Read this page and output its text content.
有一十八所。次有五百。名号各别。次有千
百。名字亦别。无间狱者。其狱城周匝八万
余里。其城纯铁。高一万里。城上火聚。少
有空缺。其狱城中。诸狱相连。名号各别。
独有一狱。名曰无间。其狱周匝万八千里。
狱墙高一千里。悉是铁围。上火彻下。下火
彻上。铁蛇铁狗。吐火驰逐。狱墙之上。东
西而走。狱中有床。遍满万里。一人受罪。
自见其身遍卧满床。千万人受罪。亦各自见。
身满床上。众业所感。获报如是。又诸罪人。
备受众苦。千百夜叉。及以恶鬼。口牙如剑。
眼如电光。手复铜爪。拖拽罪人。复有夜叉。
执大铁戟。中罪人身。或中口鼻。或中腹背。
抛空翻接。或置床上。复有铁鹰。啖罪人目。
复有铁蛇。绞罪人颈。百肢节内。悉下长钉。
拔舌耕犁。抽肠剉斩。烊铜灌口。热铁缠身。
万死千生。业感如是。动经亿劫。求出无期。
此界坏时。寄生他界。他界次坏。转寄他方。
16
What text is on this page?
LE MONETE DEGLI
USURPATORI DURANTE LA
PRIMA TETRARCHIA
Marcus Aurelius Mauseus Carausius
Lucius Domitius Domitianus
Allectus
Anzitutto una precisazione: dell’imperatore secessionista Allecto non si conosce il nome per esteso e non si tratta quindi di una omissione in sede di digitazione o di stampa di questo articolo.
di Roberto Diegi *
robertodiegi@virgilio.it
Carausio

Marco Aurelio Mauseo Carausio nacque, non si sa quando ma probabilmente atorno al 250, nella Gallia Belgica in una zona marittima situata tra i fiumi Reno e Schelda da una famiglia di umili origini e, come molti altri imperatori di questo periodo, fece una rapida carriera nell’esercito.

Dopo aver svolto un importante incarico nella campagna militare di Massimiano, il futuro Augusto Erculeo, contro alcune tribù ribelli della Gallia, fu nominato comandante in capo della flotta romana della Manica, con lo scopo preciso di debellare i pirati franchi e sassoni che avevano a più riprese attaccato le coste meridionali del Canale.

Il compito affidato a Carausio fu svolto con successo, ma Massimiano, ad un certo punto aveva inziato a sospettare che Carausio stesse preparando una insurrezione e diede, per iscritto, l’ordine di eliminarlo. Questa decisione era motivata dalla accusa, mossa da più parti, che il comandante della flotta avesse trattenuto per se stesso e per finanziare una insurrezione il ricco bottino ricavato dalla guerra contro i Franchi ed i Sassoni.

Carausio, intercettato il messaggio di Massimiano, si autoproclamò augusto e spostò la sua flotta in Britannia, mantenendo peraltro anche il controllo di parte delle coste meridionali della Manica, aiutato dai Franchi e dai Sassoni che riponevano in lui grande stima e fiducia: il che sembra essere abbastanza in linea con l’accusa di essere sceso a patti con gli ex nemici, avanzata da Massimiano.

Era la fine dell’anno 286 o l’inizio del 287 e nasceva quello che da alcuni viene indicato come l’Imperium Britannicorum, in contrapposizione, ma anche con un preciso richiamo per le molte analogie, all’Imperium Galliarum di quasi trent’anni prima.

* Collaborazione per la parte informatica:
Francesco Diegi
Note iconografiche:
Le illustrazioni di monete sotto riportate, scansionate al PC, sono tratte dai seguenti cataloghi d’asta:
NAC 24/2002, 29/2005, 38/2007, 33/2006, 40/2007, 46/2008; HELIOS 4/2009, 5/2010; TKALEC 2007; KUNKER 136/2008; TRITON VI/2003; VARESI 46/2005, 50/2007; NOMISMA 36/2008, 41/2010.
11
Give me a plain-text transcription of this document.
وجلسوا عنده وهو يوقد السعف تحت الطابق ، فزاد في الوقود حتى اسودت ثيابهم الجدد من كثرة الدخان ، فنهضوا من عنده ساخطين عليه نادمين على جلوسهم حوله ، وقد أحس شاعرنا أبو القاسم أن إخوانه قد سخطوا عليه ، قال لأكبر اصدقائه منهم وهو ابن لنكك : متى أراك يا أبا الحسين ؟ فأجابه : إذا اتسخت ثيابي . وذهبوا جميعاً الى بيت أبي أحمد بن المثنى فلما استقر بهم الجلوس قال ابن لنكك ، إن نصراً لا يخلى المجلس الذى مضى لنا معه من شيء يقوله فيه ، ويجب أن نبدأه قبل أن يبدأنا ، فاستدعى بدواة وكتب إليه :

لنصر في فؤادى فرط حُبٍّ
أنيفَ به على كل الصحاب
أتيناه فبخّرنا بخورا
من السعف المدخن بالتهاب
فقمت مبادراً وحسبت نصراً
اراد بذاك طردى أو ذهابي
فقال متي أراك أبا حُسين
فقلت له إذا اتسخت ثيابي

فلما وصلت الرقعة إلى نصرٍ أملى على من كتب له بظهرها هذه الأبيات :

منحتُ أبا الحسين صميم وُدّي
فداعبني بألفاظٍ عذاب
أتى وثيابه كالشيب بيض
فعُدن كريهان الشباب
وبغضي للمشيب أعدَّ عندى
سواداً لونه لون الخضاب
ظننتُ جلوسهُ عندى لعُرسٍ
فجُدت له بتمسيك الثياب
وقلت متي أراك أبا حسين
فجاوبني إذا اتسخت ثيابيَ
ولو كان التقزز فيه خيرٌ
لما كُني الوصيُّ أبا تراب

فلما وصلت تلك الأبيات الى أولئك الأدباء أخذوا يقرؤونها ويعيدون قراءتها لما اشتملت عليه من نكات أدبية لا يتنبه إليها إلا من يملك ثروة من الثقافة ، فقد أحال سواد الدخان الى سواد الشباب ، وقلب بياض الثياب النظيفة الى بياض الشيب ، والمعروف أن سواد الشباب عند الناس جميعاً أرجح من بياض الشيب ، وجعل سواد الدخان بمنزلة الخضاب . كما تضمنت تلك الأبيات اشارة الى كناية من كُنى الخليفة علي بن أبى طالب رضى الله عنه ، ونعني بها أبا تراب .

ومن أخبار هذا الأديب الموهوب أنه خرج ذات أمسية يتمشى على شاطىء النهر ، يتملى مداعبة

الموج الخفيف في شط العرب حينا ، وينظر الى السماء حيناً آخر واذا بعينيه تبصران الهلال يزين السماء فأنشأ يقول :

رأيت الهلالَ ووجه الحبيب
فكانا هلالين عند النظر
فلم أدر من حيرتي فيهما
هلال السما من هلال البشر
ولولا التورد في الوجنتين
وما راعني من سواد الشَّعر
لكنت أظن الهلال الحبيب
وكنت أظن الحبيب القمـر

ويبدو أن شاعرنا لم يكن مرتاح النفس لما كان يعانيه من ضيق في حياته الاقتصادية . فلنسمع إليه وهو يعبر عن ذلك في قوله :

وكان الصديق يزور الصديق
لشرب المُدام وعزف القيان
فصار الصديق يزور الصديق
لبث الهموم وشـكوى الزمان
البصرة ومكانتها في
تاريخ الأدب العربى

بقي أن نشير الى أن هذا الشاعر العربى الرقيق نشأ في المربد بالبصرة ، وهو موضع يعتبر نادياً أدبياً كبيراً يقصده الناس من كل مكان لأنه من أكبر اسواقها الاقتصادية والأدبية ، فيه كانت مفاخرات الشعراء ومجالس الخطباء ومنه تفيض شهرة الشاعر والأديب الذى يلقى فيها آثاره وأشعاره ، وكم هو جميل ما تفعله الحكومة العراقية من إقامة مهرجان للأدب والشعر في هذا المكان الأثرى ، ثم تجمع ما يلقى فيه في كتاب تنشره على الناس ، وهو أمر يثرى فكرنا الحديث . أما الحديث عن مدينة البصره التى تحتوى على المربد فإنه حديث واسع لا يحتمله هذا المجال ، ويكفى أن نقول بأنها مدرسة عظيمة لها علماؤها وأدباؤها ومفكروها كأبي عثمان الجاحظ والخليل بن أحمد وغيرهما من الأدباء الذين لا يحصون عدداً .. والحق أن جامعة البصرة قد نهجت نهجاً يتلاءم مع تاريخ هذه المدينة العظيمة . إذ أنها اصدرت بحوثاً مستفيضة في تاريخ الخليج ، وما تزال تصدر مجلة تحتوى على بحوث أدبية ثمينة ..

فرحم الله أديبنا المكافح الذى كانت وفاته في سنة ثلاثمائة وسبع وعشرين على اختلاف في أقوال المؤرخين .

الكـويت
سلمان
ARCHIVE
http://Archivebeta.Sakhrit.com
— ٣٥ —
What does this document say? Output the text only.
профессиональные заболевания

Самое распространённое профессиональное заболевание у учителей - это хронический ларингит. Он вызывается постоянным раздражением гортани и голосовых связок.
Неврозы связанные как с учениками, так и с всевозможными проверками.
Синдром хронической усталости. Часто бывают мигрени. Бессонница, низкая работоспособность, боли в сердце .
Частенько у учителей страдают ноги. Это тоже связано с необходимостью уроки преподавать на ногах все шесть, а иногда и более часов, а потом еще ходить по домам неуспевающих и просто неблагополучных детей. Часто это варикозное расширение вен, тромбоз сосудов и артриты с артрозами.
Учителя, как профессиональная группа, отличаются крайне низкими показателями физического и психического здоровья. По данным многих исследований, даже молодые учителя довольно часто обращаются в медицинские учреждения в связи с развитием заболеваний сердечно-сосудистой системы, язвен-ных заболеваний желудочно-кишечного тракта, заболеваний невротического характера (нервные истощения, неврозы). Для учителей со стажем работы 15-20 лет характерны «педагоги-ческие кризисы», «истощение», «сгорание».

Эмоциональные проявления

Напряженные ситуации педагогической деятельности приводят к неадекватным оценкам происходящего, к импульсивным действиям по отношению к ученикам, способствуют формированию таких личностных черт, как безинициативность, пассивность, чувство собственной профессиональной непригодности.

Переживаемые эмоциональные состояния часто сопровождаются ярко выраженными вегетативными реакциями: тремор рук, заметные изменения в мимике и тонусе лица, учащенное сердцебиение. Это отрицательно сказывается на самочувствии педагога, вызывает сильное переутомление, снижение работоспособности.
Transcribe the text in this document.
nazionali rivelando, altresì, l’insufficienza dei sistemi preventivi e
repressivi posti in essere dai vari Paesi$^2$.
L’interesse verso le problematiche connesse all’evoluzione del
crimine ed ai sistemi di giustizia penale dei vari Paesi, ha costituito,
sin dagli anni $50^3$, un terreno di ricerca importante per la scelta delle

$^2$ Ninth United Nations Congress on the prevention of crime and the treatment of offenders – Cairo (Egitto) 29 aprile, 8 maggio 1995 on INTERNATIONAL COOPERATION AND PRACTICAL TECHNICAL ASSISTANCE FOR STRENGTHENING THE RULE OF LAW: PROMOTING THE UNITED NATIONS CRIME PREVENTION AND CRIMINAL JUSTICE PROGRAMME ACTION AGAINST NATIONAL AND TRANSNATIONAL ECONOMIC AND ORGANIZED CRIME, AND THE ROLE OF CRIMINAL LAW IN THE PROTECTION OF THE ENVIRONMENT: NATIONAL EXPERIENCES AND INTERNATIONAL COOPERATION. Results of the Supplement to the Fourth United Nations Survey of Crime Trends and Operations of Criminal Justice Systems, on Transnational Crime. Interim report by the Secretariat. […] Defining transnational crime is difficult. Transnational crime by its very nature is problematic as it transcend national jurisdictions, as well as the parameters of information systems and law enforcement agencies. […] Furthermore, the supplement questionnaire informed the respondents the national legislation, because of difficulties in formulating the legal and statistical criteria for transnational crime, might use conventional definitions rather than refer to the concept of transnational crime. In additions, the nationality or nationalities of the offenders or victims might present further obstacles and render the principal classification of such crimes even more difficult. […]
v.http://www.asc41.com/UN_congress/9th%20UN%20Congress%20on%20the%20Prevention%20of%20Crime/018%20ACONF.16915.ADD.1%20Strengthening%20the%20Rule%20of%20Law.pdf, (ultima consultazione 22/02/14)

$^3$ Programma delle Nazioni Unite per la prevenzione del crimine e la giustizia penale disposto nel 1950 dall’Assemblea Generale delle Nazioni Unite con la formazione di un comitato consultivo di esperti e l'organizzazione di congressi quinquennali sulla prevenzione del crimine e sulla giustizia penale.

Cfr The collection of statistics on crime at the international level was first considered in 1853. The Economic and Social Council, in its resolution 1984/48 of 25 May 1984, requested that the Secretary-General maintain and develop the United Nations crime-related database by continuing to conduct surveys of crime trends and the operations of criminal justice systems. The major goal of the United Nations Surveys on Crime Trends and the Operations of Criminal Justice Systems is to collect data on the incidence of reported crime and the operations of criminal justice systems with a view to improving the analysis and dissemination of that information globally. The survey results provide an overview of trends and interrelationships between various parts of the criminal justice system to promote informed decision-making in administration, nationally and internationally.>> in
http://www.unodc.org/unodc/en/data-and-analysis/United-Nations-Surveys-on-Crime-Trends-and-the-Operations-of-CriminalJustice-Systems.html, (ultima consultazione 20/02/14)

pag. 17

### Task description
Of the lines in this material, state how many hold the string "الخضاب". Write no other words.

### Response for this exercise
2